## EXERCISE DIRECTIONS
Transcribe all the entries word for word, omitting any pictures they contain.

## EXTRACTED DATA
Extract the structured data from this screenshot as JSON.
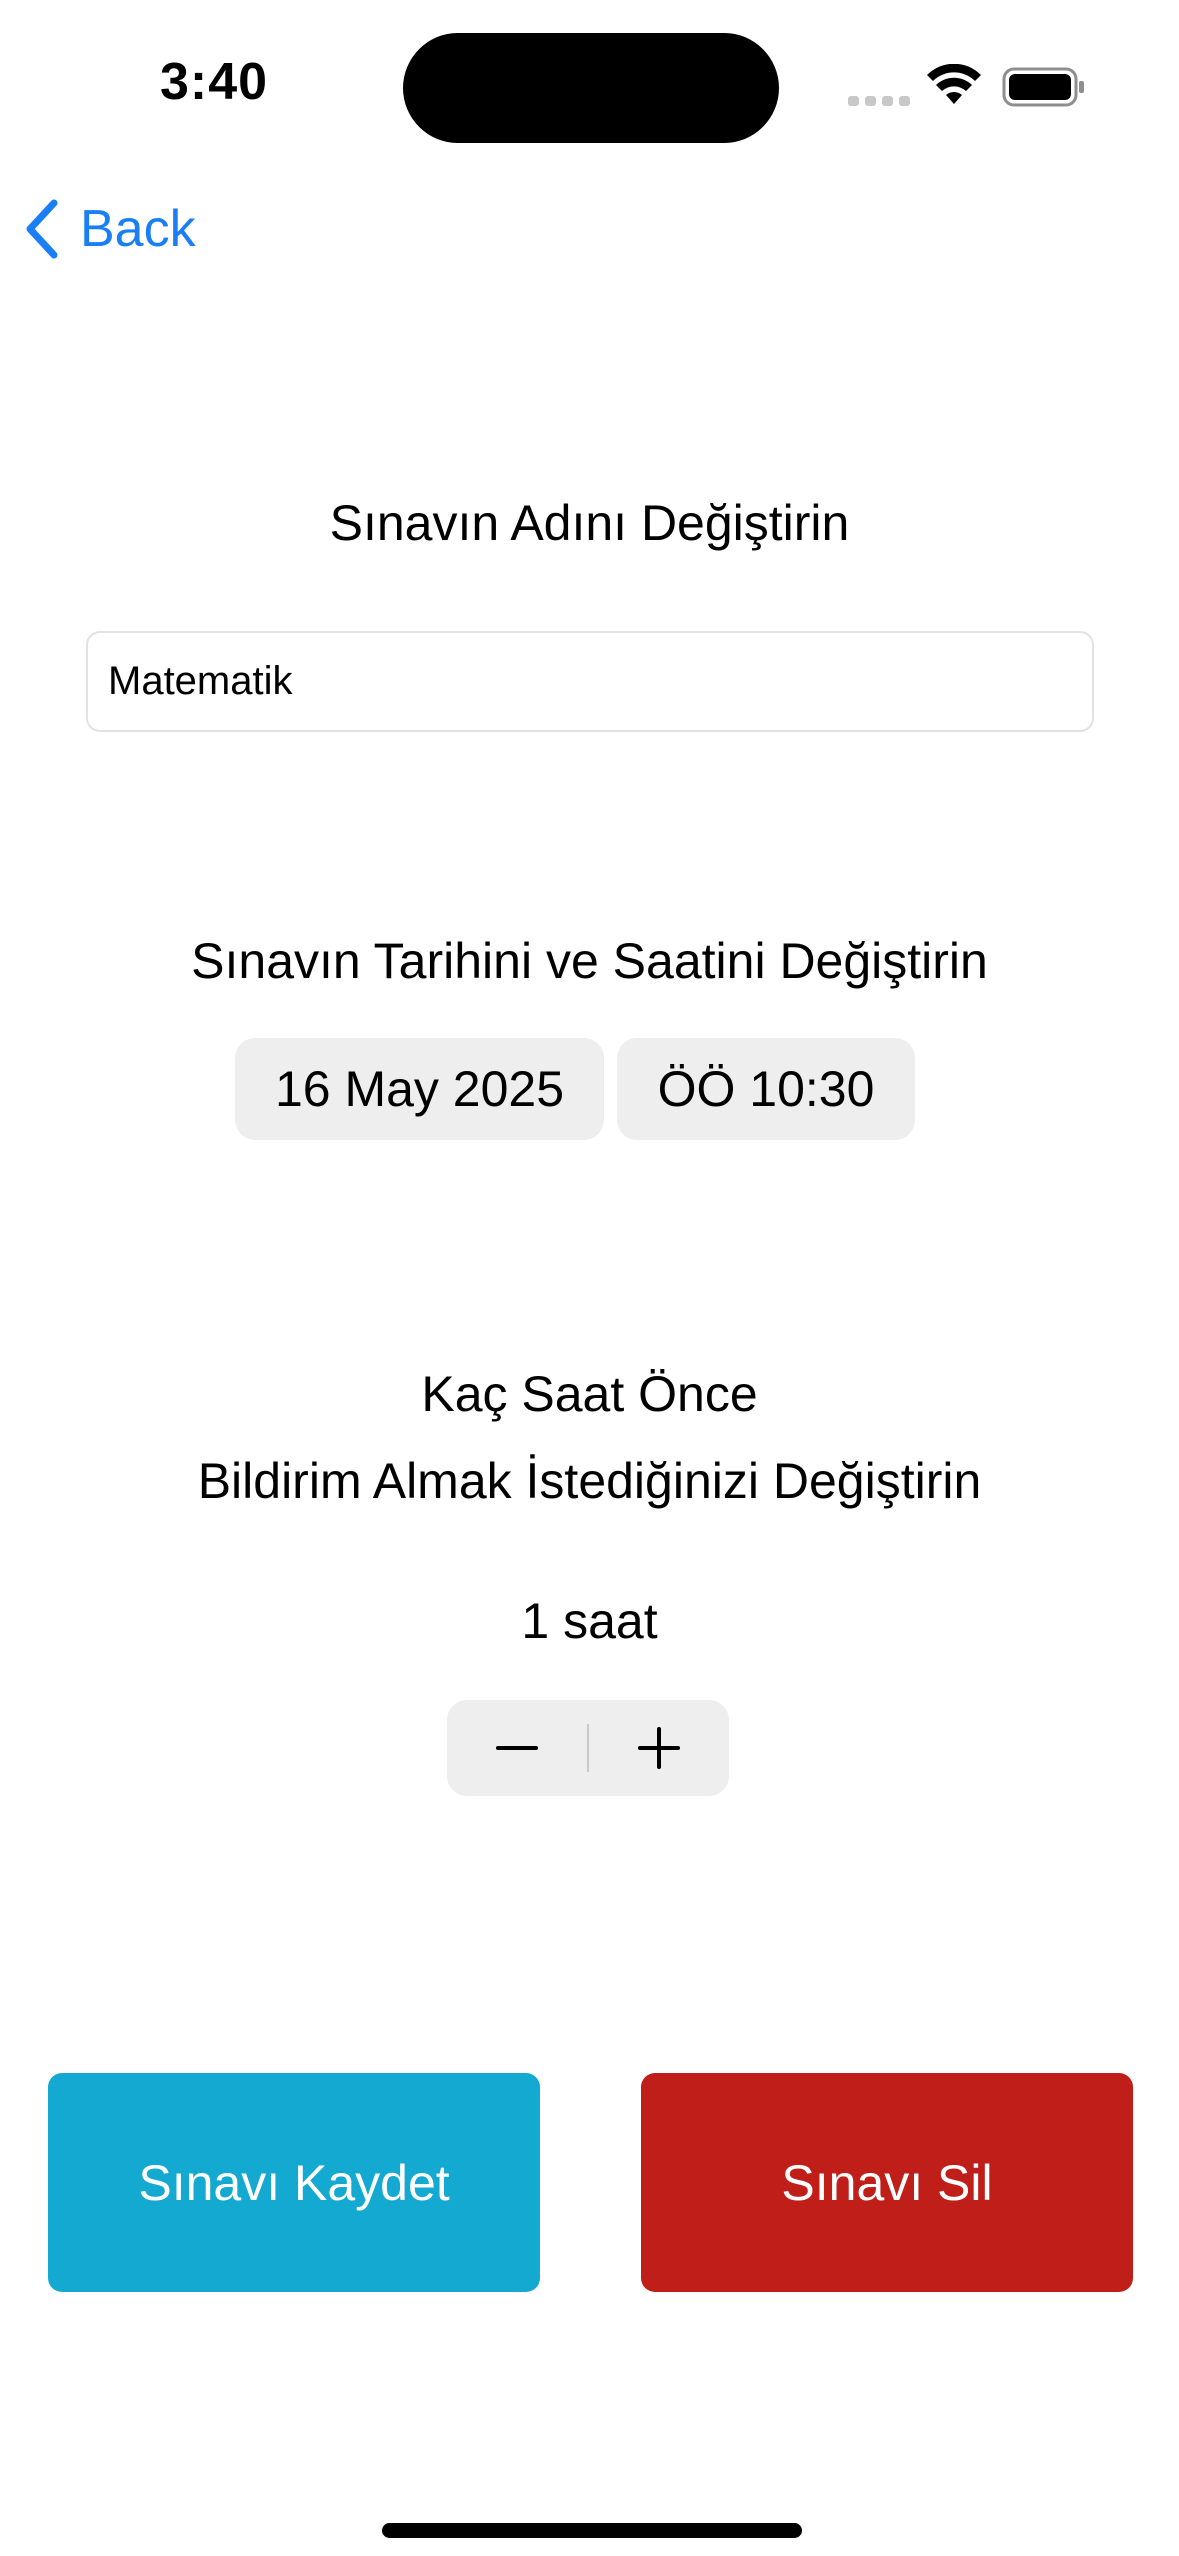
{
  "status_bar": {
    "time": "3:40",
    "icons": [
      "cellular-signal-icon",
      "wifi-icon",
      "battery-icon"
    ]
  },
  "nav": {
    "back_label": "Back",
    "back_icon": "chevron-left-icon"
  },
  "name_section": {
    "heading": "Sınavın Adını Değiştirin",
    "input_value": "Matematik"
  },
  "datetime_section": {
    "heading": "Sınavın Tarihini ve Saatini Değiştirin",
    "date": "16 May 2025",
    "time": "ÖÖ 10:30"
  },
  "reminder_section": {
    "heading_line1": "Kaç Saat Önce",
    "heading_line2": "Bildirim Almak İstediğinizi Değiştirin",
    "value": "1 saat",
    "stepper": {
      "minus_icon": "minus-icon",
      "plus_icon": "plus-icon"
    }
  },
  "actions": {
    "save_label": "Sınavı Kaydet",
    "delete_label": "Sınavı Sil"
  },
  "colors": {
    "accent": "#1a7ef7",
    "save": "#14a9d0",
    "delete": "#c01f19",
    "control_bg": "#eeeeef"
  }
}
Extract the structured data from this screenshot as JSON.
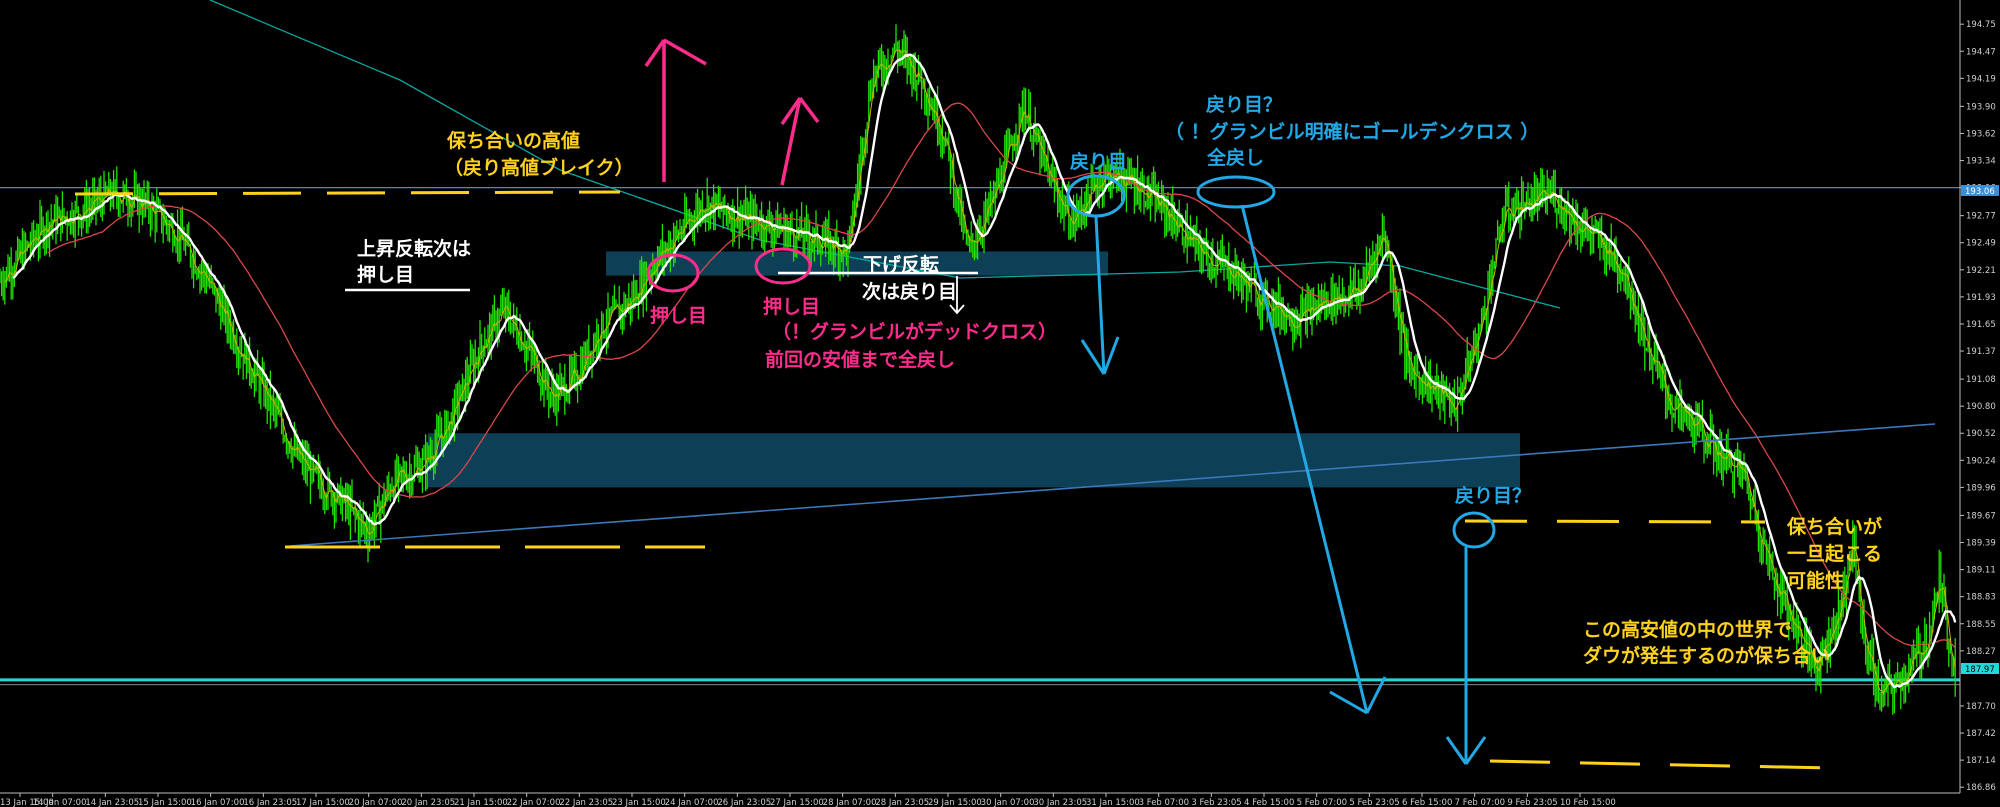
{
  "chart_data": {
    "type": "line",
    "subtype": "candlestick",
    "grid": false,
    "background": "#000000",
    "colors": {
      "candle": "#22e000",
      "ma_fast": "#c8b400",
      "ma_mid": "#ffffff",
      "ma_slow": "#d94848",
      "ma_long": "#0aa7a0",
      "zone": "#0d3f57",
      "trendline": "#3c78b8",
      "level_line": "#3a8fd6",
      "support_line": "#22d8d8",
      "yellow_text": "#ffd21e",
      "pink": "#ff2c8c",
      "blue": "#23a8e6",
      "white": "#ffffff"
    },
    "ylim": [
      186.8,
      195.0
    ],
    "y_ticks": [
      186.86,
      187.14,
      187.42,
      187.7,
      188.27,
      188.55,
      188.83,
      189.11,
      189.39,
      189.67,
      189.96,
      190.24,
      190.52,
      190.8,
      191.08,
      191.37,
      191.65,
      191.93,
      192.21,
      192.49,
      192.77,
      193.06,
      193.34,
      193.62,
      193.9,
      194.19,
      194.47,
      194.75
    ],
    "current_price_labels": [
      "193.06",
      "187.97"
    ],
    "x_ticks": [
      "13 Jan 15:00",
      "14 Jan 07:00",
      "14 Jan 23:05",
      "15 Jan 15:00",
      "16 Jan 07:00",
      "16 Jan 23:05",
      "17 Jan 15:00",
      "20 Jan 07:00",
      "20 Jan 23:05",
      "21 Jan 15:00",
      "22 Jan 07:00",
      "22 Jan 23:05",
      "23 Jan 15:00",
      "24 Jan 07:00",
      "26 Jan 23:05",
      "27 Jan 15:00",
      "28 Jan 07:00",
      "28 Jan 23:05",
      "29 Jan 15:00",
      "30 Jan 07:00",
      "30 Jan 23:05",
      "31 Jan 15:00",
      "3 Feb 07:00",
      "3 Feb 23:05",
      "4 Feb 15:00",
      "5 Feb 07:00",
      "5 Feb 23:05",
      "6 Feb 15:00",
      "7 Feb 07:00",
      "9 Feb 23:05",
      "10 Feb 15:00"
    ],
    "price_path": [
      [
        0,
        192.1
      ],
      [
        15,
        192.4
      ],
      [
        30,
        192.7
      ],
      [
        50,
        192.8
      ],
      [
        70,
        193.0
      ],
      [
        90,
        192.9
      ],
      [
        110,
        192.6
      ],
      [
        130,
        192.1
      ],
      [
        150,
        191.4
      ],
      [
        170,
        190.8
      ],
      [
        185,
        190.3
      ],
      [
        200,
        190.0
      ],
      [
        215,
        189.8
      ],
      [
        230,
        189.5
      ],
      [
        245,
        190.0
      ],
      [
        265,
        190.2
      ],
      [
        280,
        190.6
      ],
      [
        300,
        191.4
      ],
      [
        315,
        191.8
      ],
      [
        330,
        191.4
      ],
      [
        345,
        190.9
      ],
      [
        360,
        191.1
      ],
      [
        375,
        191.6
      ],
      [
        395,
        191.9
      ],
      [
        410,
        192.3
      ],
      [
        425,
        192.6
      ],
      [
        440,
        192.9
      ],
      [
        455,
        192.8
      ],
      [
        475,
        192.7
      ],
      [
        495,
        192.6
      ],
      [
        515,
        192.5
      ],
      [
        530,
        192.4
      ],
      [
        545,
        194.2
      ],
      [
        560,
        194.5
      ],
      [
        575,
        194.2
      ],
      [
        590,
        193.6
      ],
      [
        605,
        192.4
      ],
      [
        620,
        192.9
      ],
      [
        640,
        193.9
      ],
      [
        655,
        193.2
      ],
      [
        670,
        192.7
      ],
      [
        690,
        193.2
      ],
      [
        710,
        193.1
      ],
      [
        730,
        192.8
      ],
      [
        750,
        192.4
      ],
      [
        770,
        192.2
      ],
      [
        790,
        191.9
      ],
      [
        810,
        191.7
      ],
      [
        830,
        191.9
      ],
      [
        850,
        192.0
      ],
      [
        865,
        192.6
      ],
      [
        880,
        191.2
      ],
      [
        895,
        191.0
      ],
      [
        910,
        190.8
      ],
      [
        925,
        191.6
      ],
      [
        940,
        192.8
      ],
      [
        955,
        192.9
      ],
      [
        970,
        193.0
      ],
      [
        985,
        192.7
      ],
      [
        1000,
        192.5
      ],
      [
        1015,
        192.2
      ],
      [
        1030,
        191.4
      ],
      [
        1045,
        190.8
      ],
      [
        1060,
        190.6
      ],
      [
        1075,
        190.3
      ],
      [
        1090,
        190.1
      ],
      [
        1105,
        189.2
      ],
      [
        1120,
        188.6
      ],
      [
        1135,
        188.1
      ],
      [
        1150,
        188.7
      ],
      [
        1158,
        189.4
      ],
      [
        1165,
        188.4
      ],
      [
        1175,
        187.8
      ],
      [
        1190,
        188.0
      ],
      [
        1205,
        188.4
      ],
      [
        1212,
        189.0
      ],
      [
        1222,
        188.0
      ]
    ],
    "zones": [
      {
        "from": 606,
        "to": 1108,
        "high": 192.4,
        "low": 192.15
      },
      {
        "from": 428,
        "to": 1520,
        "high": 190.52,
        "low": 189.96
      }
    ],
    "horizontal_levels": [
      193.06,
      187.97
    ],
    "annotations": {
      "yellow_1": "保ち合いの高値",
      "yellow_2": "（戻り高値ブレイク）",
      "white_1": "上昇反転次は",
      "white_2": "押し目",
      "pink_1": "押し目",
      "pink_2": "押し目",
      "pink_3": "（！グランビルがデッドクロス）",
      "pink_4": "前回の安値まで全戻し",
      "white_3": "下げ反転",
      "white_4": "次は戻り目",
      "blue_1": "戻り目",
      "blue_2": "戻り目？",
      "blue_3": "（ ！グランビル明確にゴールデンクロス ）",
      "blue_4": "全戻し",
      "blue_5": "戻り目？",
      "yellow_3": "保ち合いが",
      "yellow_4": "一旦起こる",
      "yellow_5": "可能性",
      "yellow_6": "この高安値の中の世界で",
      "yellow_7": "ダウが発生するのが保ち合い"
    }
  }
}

## ANSWER FOR THIS EXERCISE
Extract the structured data from this screenshot as JSON.
{
  "status_bar": {
    "time": "3:40",
    "icons": [
      "cellular-signal-icon",
      "wifi-icon",
      "battery-icon"
    ]
  },
  "nav": {
    "back_label": "Back",
    "back_icon": "chevron-left-icon"
  },
  "name_section": {
    "heading": "Sınavın Adını Değiştirin",
    "input_value": "Matematik"
  },
  "datetime_section": {
    "heading": "Sınavın Tarihini ve Saatini Değiştirin",
    "date": "16 May 2025",
    "time": "ÖÖ 10:30"
  },
  "reminder_section": {
    "heading_line1": "Kaç Saat Önce",
    "heading_line2": "Bildirim Almak İstediğinizi Değiştirin",
    "value": "1 saat",
    "stepper": {
      "minus_icon": "minus-icon",
      "plus_icon": "plus-icon"
    }
  },
  "actions": {
    "save_label": "Sınavı Kaydet",
    "delete_label": "Sınavı Sil"
  },
  "colors": {
    "accent": "#1a7ef7",
    "save": "#14a9d0",
    "delete": "#c01f19",
    "control_bg": "#eeeeef"
  }
}
Extract the structured data from this screenshot as JSON.
{
  "chart_data": {
    "type": "line",
    "subtype": "candlestick",
    "grid": false,
    "background": "#000000",
    "colors": {
      "candle": "#22e000",
      "ma_fast": "#c8b400",
      "ma_mid": "#ffffff",
      "ma_slow": "#d94848",
      "ma_long": "#0aa7a0",
      "zone": "#0d3f57",
      "trendline": "#3c78b8",
      "level_line": "#3a8fd6",
      "support_line": "#22d8d8",
      "yellow_text": "#ffd21e",
      "pink": "#ff2c8c",
      "blue": "#23a8e6",
      "white": "#ffffff"
    },
    "ylim": [
      186.8,
      195.0
    ],
    "y_ticks": [
      186.86,
      187.14,
      187.42,
      187.7,
      188.27,
      188.55,
      188.83,
      189.11,
      189.39,
      189.67,
      189.96,
      190.24,
      190.52,
      190.8,
      191.08,
      191.37,
      191.65,
      191.93,
      192.21,
      192.49,
      192.77,
      193.06,
      193.34,
      193.62,
      193.9,
      194.19,
      194.47,
      194.75
    ],
    "current_price_labels": [
      "193.06",
      "187.97"
    ],
    "x_ticks": [
      "13 Jan 15:00",
      "14 Jan 07:00",
      "14 Jan 23:05",
      "15 Jan 15:00",
      "16 Jan 07:00",
      "16 Jan 23:05",
      "17 Jan 15:00",
      "20 Jan 07:00",
      "20 Jan 23:05",
      "21 Jan 15:00",
      "22 Jan 07:00",
      "22 Jan 23:05",
      "23 Jan 15:00",
      "24 Jan 07:00",
      "26 Jan 23:05",
      "27 Jan 15:00",
      "28 Jan 07:00",
      "28 Jan 23:05",
      "29 Jan 15:00",
      "30 Jan 07:00",
      "30 Jan 23:05",
      "31 Jan 15:00",
      "3 Feb 07:00",
      "3 Feb 23:05",
      "4 Feb 15:00",
      "5 Feb 07:00",
      "5 Feb 23:05",
      "6 Feb 15:00",
      "7 Feb 07:00",
      "9 Feb 23:05",
      "10 Feb 15:00"
    ],
    "price_path": [
      [
        0,
        192.1
      ],
      [
        15,
        192.4
      ],
      [
        30,
        192.7
      ],
      [
        50,
        192.8
      ],
      [
        70,
        193.0
      ],
      [
        90,
        192.9
      ],
      [
        110,
        192.6
      ],
      [
        130,
        192.1
      ],
      [
        150,
        191.4
      ],
      [
        170,
        190.8
      ],
      [
        185,
        190.3
      ],
      [
        200,
        190.0
      ],
      [
        215,
        189.8
      ],
      [
        230,
        189.5
      ],
      [
        245,
        190.0
      ],
      [
        265,
        190.2
      ],
      [
        280,
        190.6
      ],
      [
        300,
        191.4
      ],
      [
        315,
        191.8
      ],
      [
        330,
        191.4
      ],
      [
        345,
        190.9
      ],
      [
        360,
        191.1
      ],
      [
        375,
        191.6
      ],
      [
        395,
        191.9
      ],
      [
        410,
        192.3
      ],
      [
        425,
        192.6
      ],
      [
        440,
        192.9
      ],
      [
        455,
        192.8
      ],
      [
        475,
        192.7
      ],
      [
        495,
        192.6
      ],
      [
        515,
        192.5
      ],
      [
        530,
        192.4
      ],
      [
        545,
        194.2
      ],
      [
        560,
        194.5
      ],
      [
        575,
        194.2
      ],
      [
        590,
        193.6
      ],
      [
        605,
        192.4
      ],
      [
        620,
        192.9
      ],
      [
        640,
        193.9
      ],
      [
        655,
        193.2
      ],
      [
        670,
        192.7
      ],
      [
        690,
        193.2
      ],
      [
        710,
        193.1
      ],
      [
        730,
        192.8
      ],
      [
        750,
        192.4
      ],
      [
        770,
        192.2
      ],
      [
        790,
        191.9
      ],
      [
        810,
        191.7
      ],
      [
        830,
        191.9
      ],
      [
        850,
        192.0
      ],
      [
        865,
        192.6
      ],
      [
        880,
        191.2
      ],
      [
        895,
        191.0
      ],
      [
        910,
        190.8
      ],
      [
        925,
        191.6
      ],
      [
        940,
        192.8
      ],
      [
        955,
        192.9
      ],
      [
        970,
        193.0
      ],
      [
        985,
        192.7
      ],
      [
        1000,
        192.5
      ],
      [
        1015,
        192.2
      ],
      [
        1030,
        191.4
      ],
      [
        1045,
        190.8
      ],
      [
        1060,
        190.6
      ],
      [
        1075,
        190.3
      ],
      [
        1090,
        190.1
      ],
      [
        1105,
        189.2
      ],
      [
        1120,
        188.6
      ],
      [
        1135,
        188.1
      ],
      [
        1150,
        188.7
      ],
      [
        1158,
        189.4
      ],
      [
        1165,
        188.4
      ],
      [
        1175,
        187.8
      ],
      [
        1190,
        188.0
      ],
      [
        1205,
        188.4
      ],
      [
        1212,
        189.0
      ],
      [
        1222,
        188.0
      ]
    ],
    "zones": [
      {
        "from": 606,
        "to": 1108,
        "high": 192.4,
        "low": 192.15
      },
      {
        "from": 428,
        "to": 1520,
        "high": 190.52,
        "low": 189.96
      }
    ],
    "horizontal_levels": [
      193.06,
      187.97
    ],
    "annotations": {
      "yellow_1": "保ち合いの高値",
      "yellow_2": "（戻り高値ブレイク）",
      "white_1": "上昇反転次は",
      "white_2": "押し目",
      "pink_1": "押し目",
      "pink_2": "押し目",
      "pink_3": "（！グランビルがデッドクロス）",
      "pink_4": "前回の安値まで全戻し",
      "white_3": "下げ反転",
      "white_4": "次は戻り目",
      "blue_1": "戻り目",
      "blue_2": "戻り目？",
      "blue_3": "（ ！グランビル明確にゴールデンクロス ）",
      "blue_4": "全戻し",
      "blue_5": "戻り目？",
      "yellow_3": "保ち合いが",
      "yellow_4": "一旦起こる",
      "yellow_5": "可能性",
      "yellow_6": "この高安値の中の世界で",
      "yellow_7": "ダウが発生するのが保ち合い"
    }
  }
}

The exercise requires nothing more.